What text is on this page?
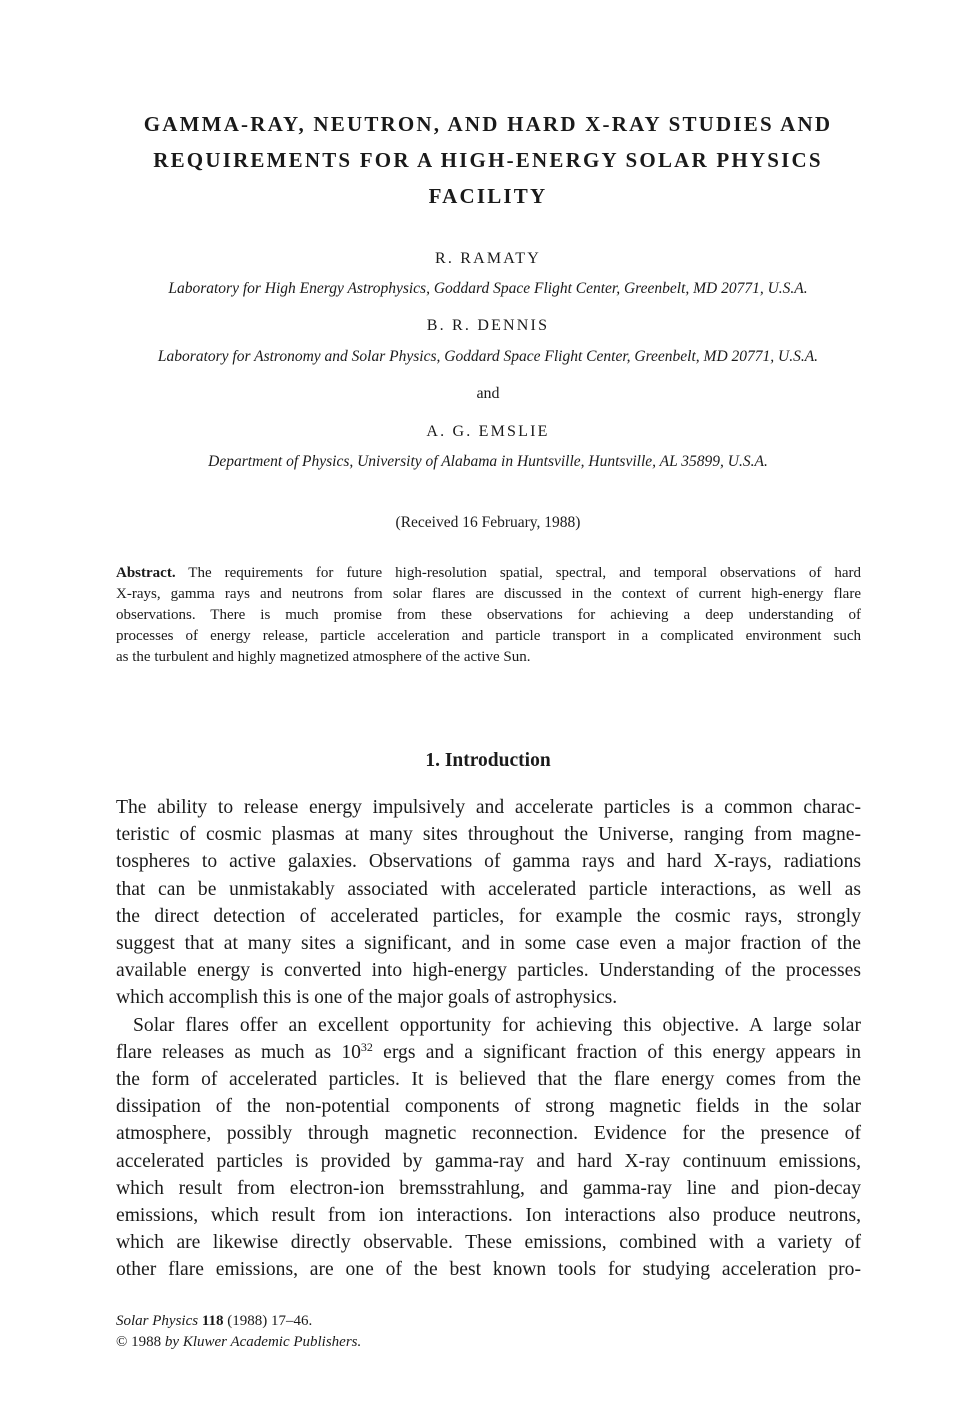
GAMMA-RAY, NEUTRON, AND HARD X-RAY STUDIES AND
REQUIREMENTS FOR A HIGH-ENERGY SOLAR PHYSICS
FACILITY

R. RAMATY

Laboratory for High Energy Astrophysics, Goddard Space Flight Center, Greenbelt, MD 20771, U.S.A.

B. R. DENNIS

Laboratory for Astronomy and Solar Physics, Goddard Space Flight Center, Greenbelt, MD 20771, U.S.A.

and

A. G. EMSLIE

Department of Physics, University of Alabama in Huntsville, Huntsville, AL 35899, U.S.A.

(Received 16 February, 1988)

Abstract. The requirements for future high-resolution spatial, spectral, and temporal observations of hard
X-rays, gamma rays and neutrons from solar flares are discussed in the context of current high-energy flare
observations. There is much promise from these observations for achieving a deep understanding of
processes of energy release, particle acceleration and particle transport in a complicated environment such
as the turbulent and highly magnetized atmosphere of the active Sun.
1. Introduction
The ability to release energy impulsively and accelerate particles is a common charac-
teristic of cosmic plasmas at many sites throughout the Universe, ranging from magne-
tospheres to active galaxies. Observations of gamma rays and hard X-rays, radiations
that can be unmistakably associated with accelerated particle interactions, as well as
the direct detection of accelerated particles, for example the cosmic rays, strongly
suggest that at many sites a significant, and in some case even a major fraction of the
available energy is converted into high-energy particles. Understanding of the processes
which accomplish this is one of the major goals of astrophysics.
Solar flares offer an excellent opportunity for achieving this objective. A large solar
flare releases as much as $10^{32}$ ergs and a significant fraction of this energy appears in
the form of accelerated particles. It is believed that the flare energy comes from the
dissipation of the non-potential components of strong magnetic fields in the solar
atmosphere, possibly through magnetic reconnection. Evidence for the presence of
accelerated particles is provided by gamma-ray and hard X-ray continuum emissions,
which result from electron-ion bremsstrahlung, and gamma-ray line and pion-decay
emissions, which result from ion interactions. Ion interactions also produce neutrons,
which are likewise directly observable. These emissions, combined with a variety of
other flare emissions, are one of the best known tools for studying acceleration pro-
Solar Physics 118 (1988) 17–46.
© 1988 by Kluwer Academic Publishers.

· · · · · · ·

__EXERCISE__: Quote every record above exactly, leaving out the pictures.

__THE REPLY__:
What text is on this page?
GAMMA-RAY, NEUTRON, AND HARD X-RAY STUDIES AND
REQUIREMENTS FOR A HIGH-ENERGY SOLAR PHYSICS
FACILITY

R. RAMATY

Laboratory for High Energy Astrophysics, Goddard Space Flight Center, Greenbelt, MD 20771, U.S.A.

B. R. DENNIS

Laboratory for Astronomy and Solar Physics, Goddard Space Flight Center, Greenbelt, MD 20771, U.S.A.

and

A. G. EMSLIE

Department of Physics, University of Alabama in Huntsville, Huntsville, AL 35899, U.S.A.

(Received 16 February, 1988)

Abstract. The requirements for future high-resolution spatial, spectral, and temporal observations of hard
X-rays, gamma rays and neutrons from solar flares are discussed in the context of current high-energy flare
observations. There is much promise from these observations for achieving a deep understanding of
processes of energy release, particle acceleration and particle transport in a complicated environment such
as the turbulent and highly magnetized atmosphere of the active Sun.
1. Introduction
The ability to release energy impulsively and accelerate particles is a common charac-
teristic of cosmic plasmas at many sites throughout the Universe, ranging from magne-
tospheres to active galaxies. Observations of gamma rays and hard X-rays, radiations
that can be unmistakably associated with accelerated particle interactions, as well as
the direct detection of accelerated particles, for example the cosmic rays, strongly
suggest that at many sites a significant, and in some case even a major fraction of the
available energy is converted into high-energy particles. Understanding of the processes
which accomplish this is one of the major goals of astrophysics.
Solar flares offer an excellent opportunity for achieving this objective. A large solar
flare releases as much as $10^{32}$ ergs and a significant fraction of this energy appears in
the form of accelerated particles. It is believed that the flare energy comes from the
dissipation of the non-potential components of strong magnetic fields in the solar
atmosphere, possibly through magnetic reconnection. Evidence for the presence of
accelerated particles is provided by gamma-ray and hard X-ray continuum emissions,
which result from electron-ion bremsstrahlung, and gamma-ray line and pion-decay
emissions, which result from ion interactions. Ion interactions also produce neutrons,
which are likewise directly observable. These emissions, combined with a variety of
other flare emissions, are one of the best known tools for studying acceleration pro-
Solar Physics 118 (1988) 17–46.
© 1988 by Kluwer Academic Publishers.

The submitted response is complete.